### Work to complete
Reproduce every record below word for word and include no pictures.

══════════════════════════════

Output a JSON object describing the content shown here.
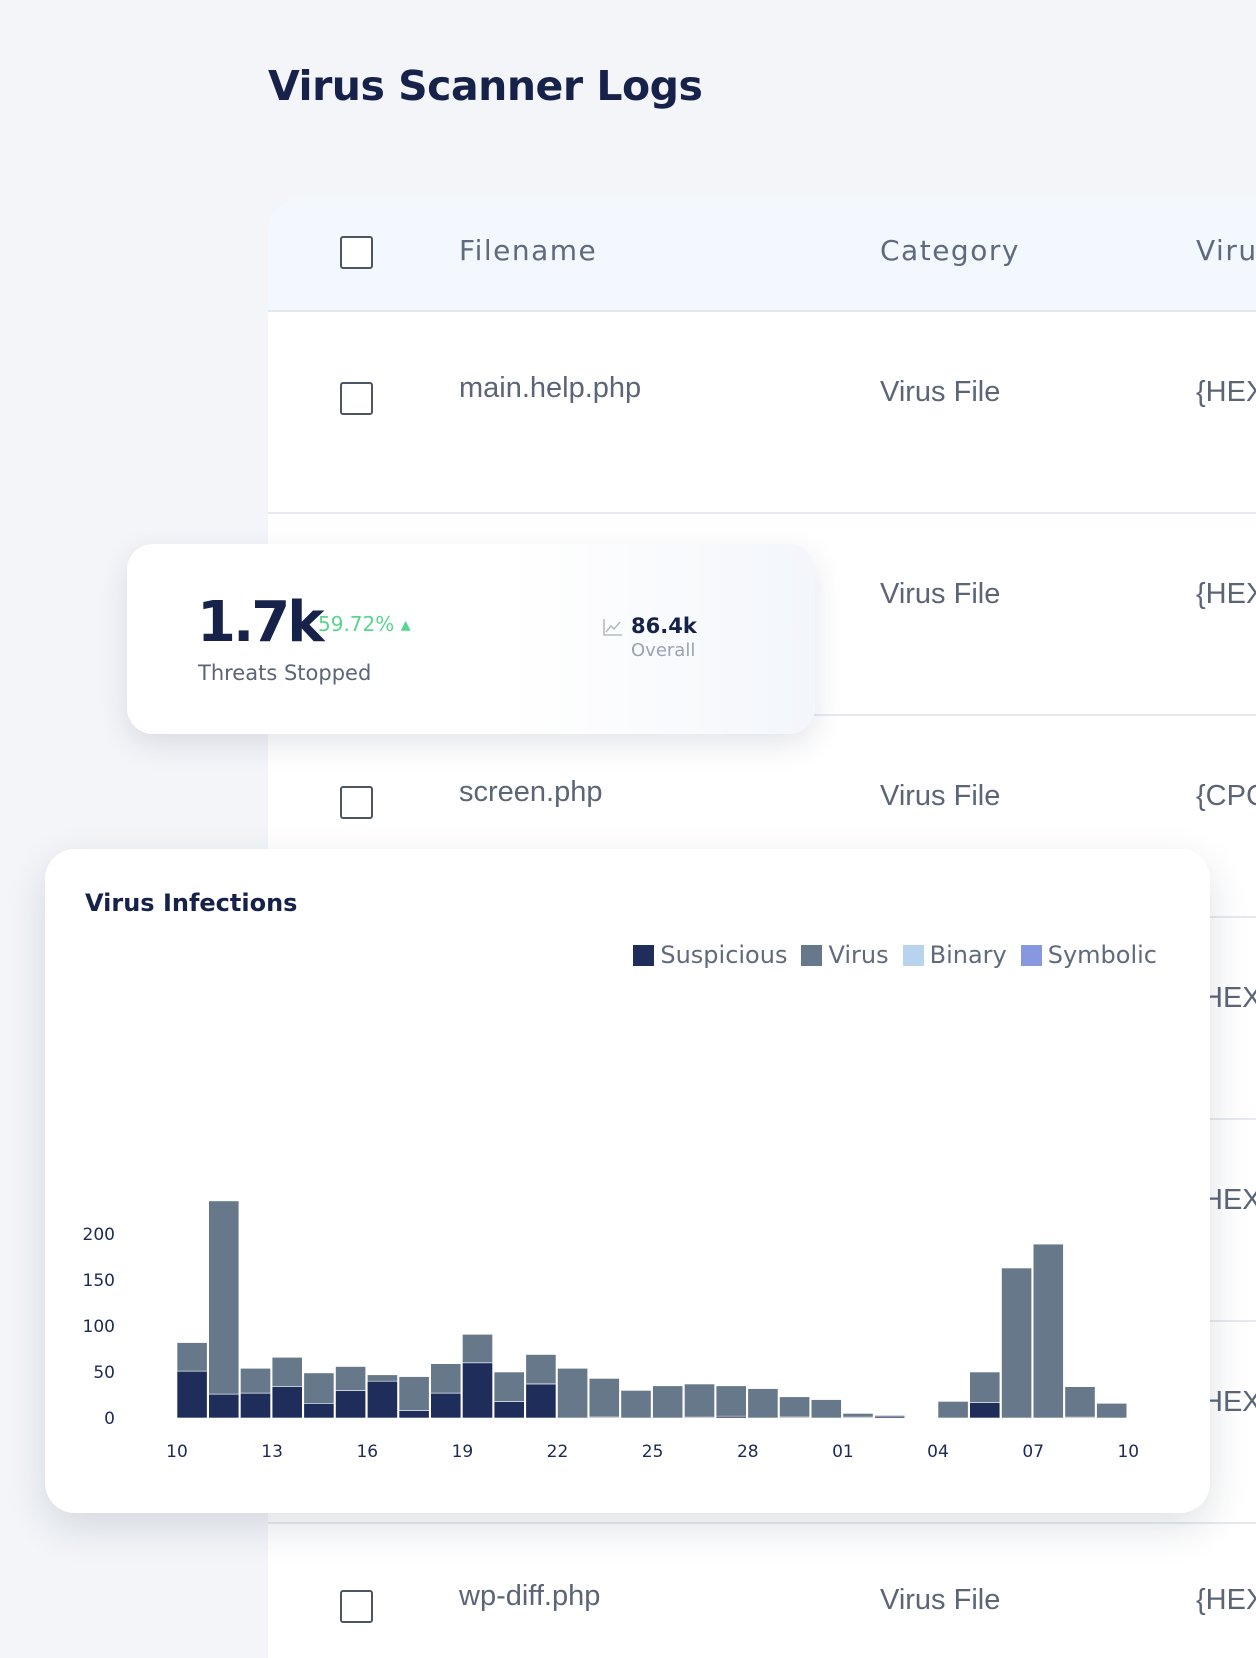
{
  "page": {
    "title": "Virus Scanner Logs"
  },
  "table": {
    "columns": [
      "Filename",
      "Category",
      "Viru"
    ],
    "rows": [
      {
        "filename": "main.help.php",
        "category": "Virus File",
        "virus": "{HEX"
      },
      {
        "filename": "",
        "category": "Virus File",
        "virus": "{HEX"
      },
      {
        "filename": "screen.php",
        "category": "Virus File",
        "virus": "{CPC"
      },
      {
        "filename": "",
        "category": "",
        "virus": "HEX"
      },
      {
        "filename": "",
        "category": "",
        "virus": "HEX"
      },
      {
        "filename": "",
        "category": "",
        "virus": "HEX"
      },
      {
        "filename": "wp-diff.php",
        "category": "Virus File",
        "virus": "{HEX"
      }
    ]
  },
  "stats": {
    "threats_value": "1.7k",
    "threats_change": "59.72% ▴",
    "threats_label": "Threats Stopped",
    "overall_value": "86.4k",
    "overall_label": "Overall"
  },
  "chart": {
    "title": "Virus Infections",
    "legend": [
      {
        "name": "Suspicious",
        "color": "#1f2d5a"
      },
      {
        "name": "Virus",
        "color": "#667889"
      },
      {
        "name": "Binary",
        "color": "#b7d3ee"
      },
      {
        "name": "Symbolic",
        "color": "#8798e0"
      }
    ]
  },
  "chart_data": {
    "type": "bar",
    "stacked": true,
    "title": "Virus Infections",
    "ylim": [
      0,
      240
    ],
    "yticks": [
      0,
      50,
      100,
      150,
      200
    ],
    "xtick_labels": [
      "10",
      "13",
      "16",
      "19",
      "22",
      "25",
      "28",
      "01",
      "04",
      "07",
      "10"
    ],
    "categories": [
      "11",
      "12",
      "13",
      "14",
      "15",
      "16",
      "17",
      "18",
      "19",
      "20",
      "21",
      "22",
      "23",
      "24",
      "25",
      "26",
      "27",
      "28",
      "29",
      "30",
      "31",
      "01",
      "02",
      "03",
      "04",
      "05",
      "06",
      "07",
      "08",
      "09",
      "10"
    ],
    "series": [
      {
        "name": "Suspicious",
        "values": [
          51,
          26,
          27,
          34,
          16,
          30,
          40,
          8,
          27,
          60,
          18,
          37,
          0,
          1,
          0,
          0,
          1,
          2,
          0,
          1,
          0,
          1,
          2,
          0,
          0,
          17,
          0,
          0,
          1,
          0,
          0
        ]
      },
      {
        "name": "Virus",
        "values": [
          31,
          210,
          27,
          32,
          33,
          26,
          7,
          37,
          32,
          31,
          32,
          32,
          54,
          42,
          30,
          35,
          36,
          33,
          32,
          22,
          20,
          4,
          1,
          0,
          18,
          33,
          163,
          189,
          33,
          16,
          0
        ]
      },
      {
        "name": "Binary",
        "values": [
          0,
          0,
          0,
          0,
          0,
          0,
          0,
          0,
          0,
          0,
          0,
          0,
          0,
          0,
          0,
          0,
          0,
          0,
          0,
          0,
          0,
          0,
          0,
          0,
          0,
          0,
          0,
          0,
          0,
          0,
          0
        ]
      },
      {
        "name": "Symbolic",
        "values": [
          0,
          0,
          0,
          0,
          0,
          0,
          0,
          0,
          0,
          0,
          0,
          0,
          0,
          0,
          0,
          0,
          0,
          0,
          0,
          0,
          0,
          0,
          0,
          0,
          0,
          0,
          0,
          0,
          0,
          0,
          0
        ]
      }
    ],
    "grid": false,
    "legend_position": "top-right"
  }
}
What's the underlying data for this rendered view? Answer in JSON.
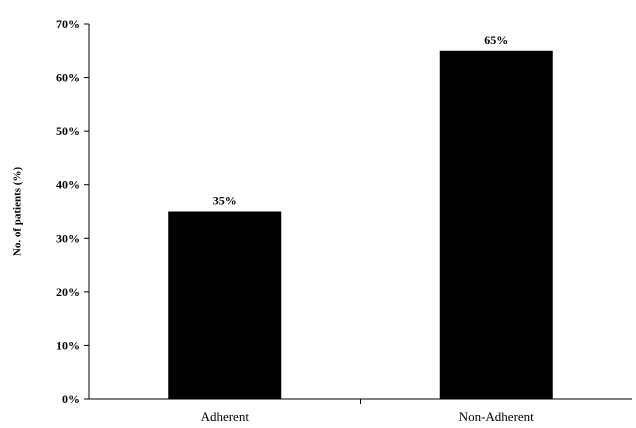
{
  "chart_data": {
    "type": "bar",
    "categories": [
      "Adherent",
      "Non-Adherent"
    ],
    "values": [
      35,
      65
    ],
    "data_labels": [
      "35%",
      "65%"
    ],
    "title": "",
    "xlabel": "",
    "ylabel": "No. of patients (%)",
    "ylim": [
      0,
      70
    ],
    "yticks": [
      0,
      10,
      20,
      30,
      40,
      50,
      60,
      70
    ],
    "ytick_labels": [
      "0%",
      "10%",
      "20%",
      "30%",
      "40%",
      "50%",
      "60%",
      "70%"
    ],
    "bar_color": "#000000",
    "grid": false,
    "legend": "none"
  }
}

══════════════════════════════

### Written response
Output a JSON object describing the content shown here.
{
  "page": {
    "title": "Virus Scanner Logs"
  },
  "table": {
    "columns": [
      "Filename",
      "Category",
      "Viru"
    ],
    "rows": [
      {
        "filename": "main.help.php",
        "category": "Virus File",
        "virus": "{HEX"
      },
      {
        "filename": "",
        "category": "Virus File",
        "virus": "{HEX"
      },
      {
        "filename": "screen.php",
        "category": "Virus File",
        "virus": "{CPC"
      },
      {
        "filename": "",
        "category": "",
        "virus": "HEX"
      },
      {
        "filename": "",
        "category": "",
        "virus": "HEX"
      },
      {
        "filename": "",
        "category": "",
        "virus": "HEX"
      },
      {
        "filename": "wp-diff.php",
        "category": "Virus File",
        "virus": "{HEX"
      }
    ]
  },
  "stats": {
    "threats_value": "1.7k",
    "threats_change": "59.72% ▴",
    "threats_label": "Threats Stopped",
    "overall_value": "86.4k",
    "overall_label": "Overall"
  },
  "chart": {
    "title": "Virus Infections",
    "legend": [
      {
        "name": "Suspicious",
        "color": "#1f2d5a"
      },
      {
        "name": "Virus",
        "color": "#667889"
      },
      {
        "name": "Binary",
        "color": "#b7d3ee"
      },
      {
        "name": "Symbolic",
        "color": "#8798e0"
      }
    ]
  },
  "chart_data": {
    "type": "bar",
    "stacked": true,
    "title": "Virus Infections",
    "ylim": [
      0,
      240
    ],
    "yticks": [
      0,
      50,
      100,
      150,
      200
    ],
    "xtick_labels": [
      "10",
      "13",
      "16",
      "19",
      "22",
      "25",
      "28",
      "01",
      "04",
      "07",
      "10"
    ],
    "categories": [
      "11",
      "12",
      "13",
      "14",
      "15",
      "16",
      "17",
      "18",
      "19",
      "20",
      "21",
      "22",
      "23",
      "24",
      "25",
      "26",
      "27",
      "28",
      "29",
      "30",
      "31",
      "01",
      "02",
      "03",
      "04",
      "05",
      "06",
      "07",
      "08",
      "09",
      "10"
    ],
    "series": [
      {
        "name": "Suspicious",
        "values": [
          51,
          26,
          27,
          34,
          16,
          30,
          40,
          8,
          27,
          60,
          18,
          37,
          0,
          1,
          0,
          0,
          1,
          2,
          0,
          1,
          0,
          1,
          2,
          0,
          0,
          17,
          0,
          0,
          1,
          0,
          0
        ]
      },
      {
        "name": "Virus",
        "values": [
          31,
          210,
          27,
          32,
          33,
          26,
          7,
          37,
          32,
          31,
          32,
          32,
          54,
          42,
          30,
          35,
          36,
          33,
          32,
          22,
          20,
          4,
          1,
          0,
          18,
          33,
          163,
          189,
          33,
          16,
          0
        ]
      },
      {
        "name": "Binary",
        "values": [
          0,
          0,
          0,
          0,
          0,
          0,
          0,
          0,
          0,
          0,
          0,
          0,
          0,
          0,
          0,
          0,
          0,
          0,
          0,
          0,
          0,
          0,
          0,
          0,
          0,
          0,
          0,
          0,
          0,
          0,
          0
        ]
      },
      {
        "name": "Symbolic",
        "values": [
          0,
          0,
          0,
          0,
          0,
          0,
          0,
          0,
          0,
          0,
          0,
          0,
          0,
          0,
          0,
          0,
          0,
          0,
          0,
          0,
          0,
          0,
          0,
          0,
          0,
          0,
          0,
          0,
          0,
          0,
          0
        ]
      }
    ],
    "grid": false,
    "legend_position": "top-right"
  }
}
What's the underlying data for this rendered view? Answer in JSON.
{
  "chart_data": {
    "type": "bar",
    "categories": [
      "Adherent",
      "Non-Adherent"
    ],
    "values": [
      35,
      65
    ],
    "data_labels": [
      "35%",
      "65%"
    ],
    "title": "",
    "xlabel": "",
    "ylabel": "No. of patients (%)",
    "ylim": [
      0,
      70
    ],
    "yticks": [
      0,
      10,
      20,
      30,
      40,
      50,
      60,
      70
    ],
    "ytick_labels": [
      "0%",
      "10%",
      "20%",
      "30%",
      "40%",
      "50%",
      "60%",
      "70%"
    ],
    "bar_color": "#000000",
    "grid": false,
    "legend": "none"
  }
}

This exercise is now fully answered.